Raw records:

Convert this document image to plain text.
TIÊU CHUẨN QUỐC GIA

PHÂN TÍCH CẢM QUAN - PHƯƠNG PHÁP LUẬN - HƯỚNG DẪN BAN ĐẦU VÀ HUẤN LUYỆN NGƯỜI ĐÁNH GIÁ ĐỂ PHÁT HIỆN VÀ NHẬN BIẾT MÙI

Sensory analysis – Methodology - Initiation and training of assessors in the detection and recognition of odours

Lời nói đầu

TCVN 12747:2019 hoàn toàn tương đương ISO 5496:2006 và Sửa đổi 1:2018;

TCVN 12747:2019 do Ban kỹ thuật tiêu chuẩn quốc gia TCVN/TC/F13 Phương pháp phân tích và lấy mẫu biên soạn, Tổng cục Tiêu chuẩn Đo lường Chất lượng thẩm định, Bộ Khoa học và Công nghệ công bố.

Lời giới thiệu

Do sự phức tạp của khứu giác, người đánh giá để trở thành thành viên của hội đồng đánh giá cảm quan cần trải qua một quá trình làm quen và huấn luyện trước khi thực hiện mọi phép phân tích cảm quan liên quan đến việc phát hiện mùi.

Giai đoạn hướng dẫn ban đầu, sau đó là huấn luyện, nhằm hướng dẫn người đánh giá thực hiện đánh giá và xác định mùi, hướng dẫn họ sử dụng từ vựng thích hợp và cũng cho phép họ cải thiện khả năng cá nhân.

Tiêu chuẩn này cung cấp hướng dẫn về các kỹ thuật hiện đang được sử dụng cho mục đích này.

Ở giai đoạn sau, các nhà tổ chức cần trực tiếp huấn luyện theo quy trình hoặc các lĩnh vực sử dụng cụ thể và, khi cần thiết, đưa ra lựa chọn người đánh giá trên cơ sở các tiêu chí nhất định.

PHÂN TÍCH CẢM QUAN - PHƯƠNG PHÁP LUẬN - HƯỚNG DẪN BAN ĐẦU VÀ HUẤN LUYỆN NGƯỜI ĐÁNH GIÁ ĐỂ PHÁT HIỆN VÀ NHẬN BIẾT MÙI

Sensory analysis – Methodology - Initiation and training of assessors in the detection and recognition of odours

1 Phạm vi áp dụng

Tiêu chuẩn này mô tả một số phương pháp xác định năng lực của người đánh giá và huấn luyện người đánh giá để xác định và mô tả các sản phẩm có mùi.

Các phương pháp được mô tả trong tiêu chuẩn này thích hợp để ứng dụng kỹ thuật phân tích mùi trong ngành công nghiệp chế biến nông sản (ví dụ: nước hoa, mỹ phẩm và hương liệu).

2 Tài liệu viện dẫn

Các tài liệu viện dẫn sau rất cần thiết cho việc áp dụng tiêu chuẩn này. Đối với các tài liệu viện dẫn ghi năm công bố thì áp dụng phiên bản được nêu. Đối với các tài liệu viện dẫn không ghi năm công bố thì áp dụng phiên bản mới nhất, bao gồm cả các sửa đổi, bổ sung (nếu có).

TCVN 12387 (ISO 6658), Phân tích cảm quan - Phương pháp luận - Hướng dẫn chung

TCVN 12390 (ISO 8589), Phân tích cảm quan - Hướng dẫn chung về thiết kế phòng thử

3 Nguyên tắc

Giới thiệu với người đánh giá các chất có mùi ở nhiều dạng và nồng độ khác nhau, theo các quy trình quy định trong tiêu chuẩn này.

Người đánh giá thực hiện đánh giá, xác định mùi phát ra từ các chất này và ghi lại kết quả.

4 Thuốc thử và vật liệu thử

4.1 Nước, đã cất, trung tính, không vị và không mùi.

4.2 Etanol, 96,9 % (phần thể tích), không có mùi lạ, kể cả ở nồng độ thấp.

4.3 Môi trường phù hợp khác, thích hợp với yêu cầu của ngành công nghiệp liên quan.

**Exercise description:**
In the records above, locate each line with the word "công". Copy all such lines.

**Worked solution:**
TCVN 12747:2019 do Ban kỹ thuật tiêu chuẩn quốc gia TCVN/TC/F13 Phương pháp phân tích và lấy mẫu biên soạn, Tổng cục Tiêu chuẩn Đo lường Chất lượng thẩm định, Bộ Khoa học và Công nghệ công bố.
Các phương pháp được mô tả trong tiêu chuẩn này thích hợp để ứng dụng kỹ thuật phân tích mùi trong ngành công nghiệp chế biến nông sản (ví dụ: nước hoa, mỹ phẩm và hương liệu).
Các tài liệu viện dẫn sau rất cần thiết cho việc áp dụng tiêu chuẩn này. Đối với các tài liệu viện dẫn ghi năm công bố thì áp dụng phiên bản được nêu. Đối với các tài liệu viện dẫn không ghi năm công bố thì áp dụng phiên bản mới nhất, bao gồm cả các sửa đổi, bổ sung (nếu có).
4.3 Môi trường phù hợp khác, thích hợp với yêu cầu của ngành công nghiệp liên quan.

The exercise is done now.